Aim:
You are to retype all of the data exactly as it appears.

(Recorded data)
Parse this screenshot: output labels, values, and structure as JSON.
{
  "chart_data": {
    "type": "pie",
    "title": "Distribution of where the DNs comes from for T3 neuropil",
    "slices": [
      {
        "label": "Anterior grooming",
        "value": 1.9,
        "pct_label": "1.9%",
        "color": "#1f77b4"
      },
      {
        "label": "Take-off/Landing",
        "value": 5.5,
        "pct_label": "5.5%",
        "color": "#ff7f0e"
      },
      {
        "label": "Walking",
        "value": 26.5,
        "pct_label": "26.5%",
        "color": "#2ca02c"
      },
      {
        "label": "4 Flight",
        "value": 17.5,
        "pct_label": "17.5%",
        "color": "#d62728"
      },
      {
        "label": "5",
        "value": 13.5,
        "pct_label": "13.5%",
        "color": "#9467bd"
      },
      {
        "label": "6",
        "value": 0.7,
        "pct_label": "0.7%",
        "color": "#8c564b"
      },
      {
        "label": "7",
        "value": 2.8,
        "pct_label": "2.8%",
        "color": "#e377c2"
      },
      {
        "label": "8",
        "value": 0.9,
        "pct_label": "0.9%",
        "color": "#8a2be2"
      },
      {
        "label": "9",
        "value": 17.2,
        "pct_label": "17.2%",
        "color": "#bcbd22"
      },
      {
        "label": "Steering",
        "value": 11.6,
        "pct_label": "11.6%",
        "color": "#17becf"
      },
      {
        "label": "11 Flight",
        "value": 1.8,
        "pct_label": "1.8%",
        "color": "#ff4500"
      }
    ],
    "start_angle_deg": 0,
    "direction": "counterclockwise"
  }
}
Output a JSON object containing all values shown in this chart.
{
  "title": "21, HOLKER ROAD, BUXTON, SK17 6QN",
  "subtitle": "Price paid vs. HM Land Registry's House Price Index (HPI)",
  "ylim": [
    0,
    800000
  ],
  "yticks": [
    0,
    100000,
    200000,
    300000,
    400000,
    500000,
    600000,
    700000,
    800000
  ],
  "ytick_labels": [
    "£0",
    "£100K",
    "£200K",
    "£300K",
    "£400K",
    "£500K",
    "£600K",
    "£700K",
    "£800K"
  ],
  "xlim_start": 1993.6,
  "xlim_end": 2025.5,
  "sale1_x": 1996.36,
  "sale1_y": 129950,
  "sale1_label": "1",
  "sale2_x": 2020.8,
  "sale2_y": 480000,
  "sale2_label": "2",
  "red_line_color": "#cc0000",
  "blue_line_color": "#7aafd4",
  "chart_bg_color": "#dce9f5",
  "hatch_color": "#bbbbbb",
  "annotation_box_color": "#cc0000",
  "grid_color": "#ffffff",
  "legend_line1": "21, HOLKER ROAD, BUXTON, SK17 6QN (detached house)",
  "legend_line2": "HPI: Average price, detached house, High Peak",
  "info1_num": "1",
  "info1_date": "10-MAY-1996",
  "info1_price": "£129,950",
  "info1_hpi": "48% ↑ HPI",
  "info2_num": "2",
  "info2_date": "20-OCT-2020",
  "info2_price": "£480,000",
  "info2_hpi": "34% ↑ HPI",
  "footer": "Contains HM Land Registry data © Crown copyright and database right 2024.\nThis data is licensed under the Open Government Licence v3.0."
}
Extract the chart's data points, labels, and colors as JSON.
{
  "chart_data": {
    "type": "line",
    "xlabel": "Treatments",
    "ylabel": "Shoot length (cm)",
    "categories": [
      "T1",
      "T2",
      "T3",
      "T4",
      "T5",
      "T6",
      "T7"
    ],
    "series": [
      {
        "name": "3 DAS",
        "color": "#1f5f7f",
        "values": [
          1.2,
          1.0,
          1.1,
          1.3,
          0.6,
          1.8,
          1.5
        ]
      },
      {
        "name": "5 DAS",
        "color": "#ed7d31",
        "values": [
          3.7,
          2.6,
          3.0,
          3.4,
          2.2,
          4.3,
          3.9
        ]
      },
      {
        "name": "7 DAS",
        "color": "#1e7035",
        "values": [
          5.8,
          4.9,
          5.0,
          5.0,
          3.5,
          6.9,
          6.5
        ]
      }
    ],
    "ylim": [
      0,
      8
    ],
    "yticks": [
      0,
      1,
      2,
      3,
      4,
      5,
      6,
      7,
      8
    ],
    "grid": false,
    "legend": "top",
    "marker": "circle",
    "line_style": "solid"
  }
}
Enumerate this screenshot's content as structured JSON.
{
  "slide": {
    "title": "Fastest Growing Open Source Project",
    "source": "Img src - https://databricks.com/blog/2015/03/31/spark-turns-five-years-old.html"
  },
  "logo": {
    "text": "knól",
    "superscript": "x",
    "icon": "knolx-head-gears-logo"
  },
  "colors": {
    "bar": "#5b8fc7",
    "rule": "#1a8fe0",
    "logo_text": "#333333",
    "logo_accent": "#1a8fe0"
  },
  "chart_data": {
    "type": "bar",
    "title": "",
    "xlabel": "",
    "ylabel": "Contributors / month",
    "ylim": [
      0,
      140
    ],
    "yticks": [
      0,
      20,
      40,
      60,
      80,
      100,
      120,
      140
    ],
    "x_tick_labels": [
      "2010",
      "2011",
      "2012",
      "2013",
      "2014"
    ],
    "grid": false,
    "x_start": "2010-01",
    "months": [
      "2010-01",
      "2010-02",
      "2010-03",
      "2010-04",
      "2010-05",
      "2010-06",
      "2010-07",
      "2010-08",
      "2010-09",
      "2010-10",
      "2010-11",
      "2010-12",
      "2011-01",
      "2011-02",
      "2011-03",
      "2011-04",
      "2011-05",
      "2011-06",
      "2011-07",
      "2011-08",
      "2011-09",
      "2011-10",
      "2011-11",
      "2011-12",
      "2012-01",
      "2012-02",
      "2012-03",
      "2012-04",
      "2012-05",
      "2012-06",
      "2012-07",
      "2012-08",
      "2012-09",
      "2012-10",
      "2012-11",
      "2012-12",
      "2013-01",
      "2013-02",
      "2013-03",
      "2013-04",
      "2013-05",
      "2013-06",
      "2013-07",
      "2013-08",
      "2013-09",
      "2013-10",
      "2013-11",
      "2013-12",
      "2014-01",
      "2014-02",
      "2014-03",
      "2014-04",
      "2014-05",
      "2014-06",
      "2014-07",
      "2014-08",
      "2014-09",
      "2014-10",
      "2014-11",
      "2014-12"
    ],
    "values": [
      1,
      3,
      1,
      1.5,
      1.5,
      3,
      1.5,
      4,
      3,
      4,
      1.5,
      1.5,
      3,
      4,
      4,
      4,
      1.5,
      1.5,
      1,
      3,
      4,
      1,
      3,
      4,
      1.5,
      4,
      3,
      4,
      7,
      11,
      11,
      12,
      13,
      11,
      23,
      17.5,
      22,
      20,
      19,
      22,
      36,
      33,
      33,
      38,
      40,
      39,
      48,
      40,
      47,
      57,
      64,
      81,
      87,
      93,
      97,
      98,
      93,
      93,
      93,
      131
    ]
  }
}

Expected output:
Parse this screenshot: output labels, values, and structure as JSON.
{
  "chart_data": {
    "type": "pie",
    "title": "Distribution of where the DNs comes from for T3 neuropil",
    "slices": [
      {
        "label": "Anterior grooming",
        "value": 1.9,
        "pct_label": "1.9%",
        "color": "#1f77b4"
      },
      {
        "label": "Take-off/Landing",
        "value": 5.5,
        "pct_label": "5.5%",
        "color": "#ff7f0e"
      },
      {
        "label": "Walking",
        "value": 26.5,
        "pct_label": "26.5%",
        "color": "#2ca02c"
      },
      {
        "label": "4 Flight",
        "value": 17.5,
        "pct_label": "17.5%",
        "color": "#d62728"
      },
      {
        "label": "5",
        "value": 13.5,
        "pct_label": "13.5%",
        "color": "#9467bd"
      },
      {
        "label": "6",
        "value": 0.7,
        "pct_label": "0.7%",
        "color": "#8c564b"
      },
      {
        "label": "7",
        "value": 2.8,
        "pct_label": "2.8%",
        "color": "#e377c2"
      },
      {
        "label": "8",
        "value": 0.9,
        "pct_label": "0.9%",
        "color": "#8a2be2"
      },
      {
        "label": "9",
        "value": 17.2,
        "pct_label": "17.2%",
        "color": "#bcbd22"
      },
      {
        "label": "Steering",
        "value": 11.6,
        "pct_label": "11.6%",
        "color": "#17becf"
      },
      {
        "label": "11 Flight",
        "value": 1.8,
        "pct_label": "1.8%",
        "color": "#ff4500"
      }
    ],
    "start_angle_deg": 0,
    "direction": "counterclockwise"
  }
}
Output a JSON object containing all values shown in this chart.
{
  "title": "21, HOLKER ROAD, BUXTON, SK17 6QN",
  "subtitle": "Price paid vs. HM Land Registry's House Price Index (HPI)",
  "ylim": [
    0,
    800000
  ],
  "yticks": [
    0,
    100000,
    200000,
    300000,
    400000,
    500000,
    600000,
    700000,
    800000
  ],
  "ytick_labels": [
    "£0",
    "£100K",
    "£200K",
    "£300K",
    "£400K",
    "£500K",
    "£600K",
    "£700K",
    "£800K"
  ],
  "xlim_start": 1993.6,
  "xlim_end": 2025.5,
  "sale1_x": 1996.36,
  "sale1_y": 129950,
  "sale1_label": "1",
  "sale2_x": 2020.8,
  "sale2_y": 480000,
  "sale2_label": "2",
  "red_line_color": "#cc0000",
  "blue_line_color": "#7aafd4",
  "chart_bg_color": "#dce9f5",
  "hatch_color": "#bbbbbb",
  "annotation_box_color": "#cc0000",
  "grid_color": "#ffffff",
  "legend_line1": "21, HOLKER ROAD, BUXTON, SK17 6QN (detached house)",
  "legend_line2": "HPI: Average price, detached house, High Peak",
  "info1_num": "1",
  "info1_date": "10-MAY-1996",
  "info1_price": "£129,950",
  "info1_hpi": "48% ↑ HPI",
  "info2_num": "2",
  "info2_date": "20-OCT-2020",
  "info2_price": "£480,000",
  "info2_hpi": "34% ↑ HPI",
  "footer": "Contains HM Land Registry data © Crown copyright and database right 2024.\nThis data is licensed under the Open Government Licence v3.0."
}
Extract the chart's data points, labels, and colors as JSON.
{
  "chart_data": {
    "type": "line",
    "xlabel": "Treatments",
    "ylabel": "Shoot length (cm)",
    "categories": [
      "T1",
      "T2",
      "T3",
      "T4",
      "T5",
      "T6",
      "T7"
    ],
    "series": [
      {
        "name": "3 DAS",
        "color": "#1f5f7f",
        "values": [
          1.2,
          1.0,
          1.1,
          1.3,
          0.6,
          1.8,
          1.5
        ]
      },
      {
        "name": "5 DAS",
        "color": "#ed7d31",
        "values": [
          3.7,
          2.6,
          3.0,
          3.4,
          2.2,
          4.3,
          3.9
        ]
      },
      {
        "name": "7 DAS",
        "color": "#1e7035",
        "values": [
          5.8,
          4.9,
          5.0,
          5.0,
          3.5,
          6.9,
          6.5
        ]
      }
    ],
    "ylim": [
      0,
      8
    ],
    "yticks": [
      0,
      1,
      2,
      3,
      4,
      5,
      6,
      7,
      8
    ],
    "grid": false,
    "legend": "top",
    "marker": "circle",
    "line_style": "solid"
  }
}
Enumerate this screenshot's content as structured JSON.
{
  "slide": {
    "title": "Fastest Growing Open Source Project",
    "source": "Img src - https://databricks.com/blog/2015/03/31/spark-turns-five-years-old.html"
  },
  "logo": {
    "text": "knól",
    "superscript": "x",
    "icon": "knolx-head-gears-logo"
  },
  "colors": {
    "bar": "#5b8fc7",
    "rule": "#1a8fe0",
    "logo_text": "#333333",
    "logo_accent": "#1a8fe0"
  },
  "chart_data": {
    "type": "bar",
    "title": "",
    "xlabel": "",
    "ylabel": "Contributors / month",
    "ylim": [
      0,
      140
    ],
    "yticks": [
      0,
      20,
      40,
      60,
      80,
      100,
      120,
      140
    ],
    "x_tick_labels": [
      "2010",
      "2011",
      "2012",
      "2013",
      "2014"
    ],
    "grid": false,
    "x_start": "2010-01",
    "months": [
      "2010-01",
      "2010-02",
      "2010-03",
      "2010-04",
      "2010-05",
      "2010-06",
      "2010-07",
      "2010-08",
      "2010-09",
      "2010-10",
      "2010-11",
      "2010-12",
      "2011-01",
      "2011-02",
      "2011-03",
      "2011-04",
      "2011-05",
      "2011-06",
      "2011-07",
      "2011-08",
      "2011-09",
      "2011-10",
      "2011-11",
      "2011-12",
      "2012-01",
      "2012-02",
      "2012-03",
      "2012-04",
      "2012-05",
      "2012-06",
      "2012-07",
      "2012-08",
      "2012-09",
      "2012-10",
      "2012-11",
      "2012-12",
      "2013-01",
      "2013-02",
      "2013-03",
      "2013-04",
      "2013-05",
      "2013-06",
      "2013-07",
      "2013-08",
      "2013-09",
      "2013-10",
      "2013-11",
      "2013-12",
      "2014-01",
      "2014-02",
      "2014-03",
      "2014-04",
      "2014-05",
      "2014-06",
      "2014-07",
      "2014-08",
      "2014-09",
      "2014-10",
      "2014-11",
      "2014-12"
    ],
    "values": [
      1,
      3,
      1,
      1.5,
      1.5,
      3,
      1.5,
      4,
      3,
      4,
      1.5,
      1.5,
      3,
      4,
      4,
      4,
      1.5,
      1.5,
      1,
      3,
      4,
      1,
      3,
      4,
      1.5,
      4,
      3,
      4,
      7,
      11,
      11,
      12,
      13,
      11,
      23,
      17.5,
      22,
      20,
      19,
      22,
      36,
      33,
      33,
      38,
      40,
      39,
      48,
      40,
      47,
      57,
      64,
      81,
      87,
      93,
      97,
      98,
      93,
      93,
      93,
      131
    ]
  }
}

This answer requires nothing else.